**Exercise task**.
Write out every line of the material exactly as it appears.

**Records supplied**.

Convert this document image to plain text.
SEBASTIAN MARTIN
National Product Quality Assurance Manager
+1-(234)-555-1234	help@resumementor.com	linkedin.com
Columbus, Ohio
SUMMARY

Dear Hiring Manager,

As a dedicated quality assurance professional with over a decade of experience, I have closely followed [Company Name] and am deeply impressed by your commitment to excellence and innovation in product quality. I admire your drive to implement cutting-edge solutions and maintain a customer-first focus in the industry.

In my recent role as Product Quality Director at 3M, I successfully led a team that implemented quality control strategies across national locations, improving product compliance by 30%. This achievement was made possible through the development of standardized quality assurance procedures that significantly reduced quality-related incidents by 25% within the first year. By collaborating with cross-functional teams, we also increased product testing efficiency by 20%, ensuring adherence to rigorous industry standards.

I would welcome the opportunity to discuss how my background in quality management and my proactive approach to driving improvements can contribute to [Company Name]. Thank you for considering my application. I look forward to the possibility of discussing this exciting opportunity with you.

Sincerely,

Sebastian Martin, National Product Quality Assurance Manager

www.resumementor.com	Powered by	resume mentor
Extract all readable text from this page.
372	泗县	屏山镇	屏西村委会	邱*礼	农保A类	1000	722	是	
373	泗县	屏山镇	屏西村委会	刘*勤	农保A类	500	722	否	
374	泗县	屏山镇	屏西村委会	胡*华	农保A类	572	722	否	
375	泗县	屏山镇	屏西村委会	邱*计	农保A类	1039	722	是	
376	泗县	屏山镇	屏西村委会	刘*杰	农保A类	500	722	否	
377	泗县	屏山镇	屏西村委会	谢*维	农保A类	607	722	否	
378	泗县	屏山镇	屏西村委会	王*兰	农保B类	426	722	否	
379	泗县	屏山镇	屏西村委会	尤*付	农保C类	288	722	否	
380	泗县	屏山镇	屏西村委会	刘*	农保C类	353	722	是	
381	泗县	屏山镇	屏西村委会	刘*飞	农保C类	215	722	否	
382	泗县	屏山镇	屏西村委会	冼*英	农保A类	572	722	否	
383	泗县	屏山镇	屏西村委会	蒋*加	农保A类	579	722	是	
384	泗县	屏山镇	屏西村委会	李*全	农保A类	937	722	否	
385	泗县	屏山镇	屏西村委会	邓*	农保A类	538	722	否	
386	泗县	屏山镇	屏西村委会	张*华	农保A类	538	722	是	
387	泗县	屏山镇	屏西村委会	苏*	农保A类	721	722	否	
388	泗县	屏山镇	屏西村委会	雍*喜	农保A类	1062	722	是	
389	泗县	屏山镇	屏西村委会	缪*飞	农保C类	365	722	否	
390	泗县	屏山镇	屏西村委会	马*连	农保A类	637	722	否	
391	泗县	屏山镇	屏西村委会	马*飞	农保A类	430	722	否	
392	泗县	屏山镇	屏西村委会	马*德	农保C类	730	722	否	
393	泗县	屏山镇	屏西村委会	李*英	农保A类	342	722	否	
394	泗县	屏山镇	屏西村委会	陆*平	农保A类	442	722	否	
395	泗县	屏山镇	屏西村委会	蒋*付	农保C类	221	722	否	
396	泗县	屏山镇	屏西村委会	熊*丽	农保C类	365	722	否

**Full solution**.
Convert this document image to plain text.
SEBASTIAN MARTIN
National Product Quality Assurance Manager
+1-(234)-555-1234	help@resumementor.com	linkedin.com
Columbus, Ohio
SUMMARY

Dear Hiring Manager,

As a dedicated quality assurance professional with over a decade of experience, I have closely followed [Company Name] and am deeply impressed by your commitment to excellence and innovation in product quality. I admire your drive to implement cutting-edge solutions and maintain a customer-first focus in the industry.

In my recent role as Product Quality Director at 3M, I successfully led a team that implemented quality control strategies across national locations, improving product compliance by 30%. This achievement was made possible through the development of standardized quality assurance procedures that significantly reduced quality-related incidents by 25% within the first year. By collaborating with cross-functional teams, we also increased product testing efficiency by 20%, ensuring adherence to rigorous industry standards.

I would welcome the opportunity to discuss how my background in quality management and my proactive approach to driving improvements can contribute to [Company Name]. Thank you for considering my application. I look forward to the possibility of discussing this exciting opportunity with you.

Sincerely,

Sebastian Martin, National Product Quality Assurance Manager

www.resumementor.com	Powered by	resume mentor
Extract all readable text from this page.
372	泗县	屏山镇	屏西村委会	邱*礼	农保A类	1000	722	是	
373	泗县	屏山镇	屏西村委会	刘*勤	农保A类	500	722	否	
374	泗县	屏山镇	屏西村委会	胡*华	农保A类	572	722	否	
375	泗县	屏山镇	屏西村委会	邱*计	农保A类	1039	722	是	
376	泗县	屏山镇	屏西村委会	刘*杰	农保A类	500	722	否	
377	泗县	屏山镇	屏西村委会	谢*维	农保A类	607	722	否	
378	泗县	屏山镇	屏西村委会	王*兰	农保B类	426	722	否	
379	泗县	屏山镇	屏西村委会	尤*付	农保C类	288	722	否	
380	泗县	屏山镇	屏西村委会	刘*	农保C类	353	722	是	
381	泗县	屏山镇	屏西村委会	刘*飞	农保C类	215	722	否	
382	泗县	屏山镇	屏西村委会	冼*英	农保A类	572	722	否	
383	泗县	屏山镇	屏西村委会	蒋*加	农保A类	579	722	是	
384	泗县	屏山镇	屏西村委会	李*全	农保A类	937	722	否	
385	泗县	屏山镇	屏西村委会	邓*	农保A类	538	722	否	
386	泗县	屏山镇	屏西村委会	张*华	农保A类	538	722	是	
387	泗县	屏山镇	屏西村委会	苏*	农保A类	721	722	否	
388	泗县	屏山镇	屏西村委会	雍*喜	农保A类	1062	722	是	
389	泗县	屏山镇	屏西村委会	缪*飞	农保C类	365	722	否	
390	泗县	屏山镇	屏西村委会	马*连	农保A类	637	722	否	
391	泗县	屏山镇	屏西村委会	马*飞	农保A类	430	722	否	
392	泗县	屏山镇	屏西村委会	马*德	农保C类	730	722	否	
393	泗县	屏山镇	屏西村委会	李*英	农保A类	342	722	否	
394	泗县	屏山镇	屏西村委会	陆*平	农保A类	442	722	否	
395	泗县	屏山镇	屏西村委会	蒋*付	农保C类	221	722	否	
396	泗县	屏山镇	屏西村委会	熊*丽	农保C类	365	722	否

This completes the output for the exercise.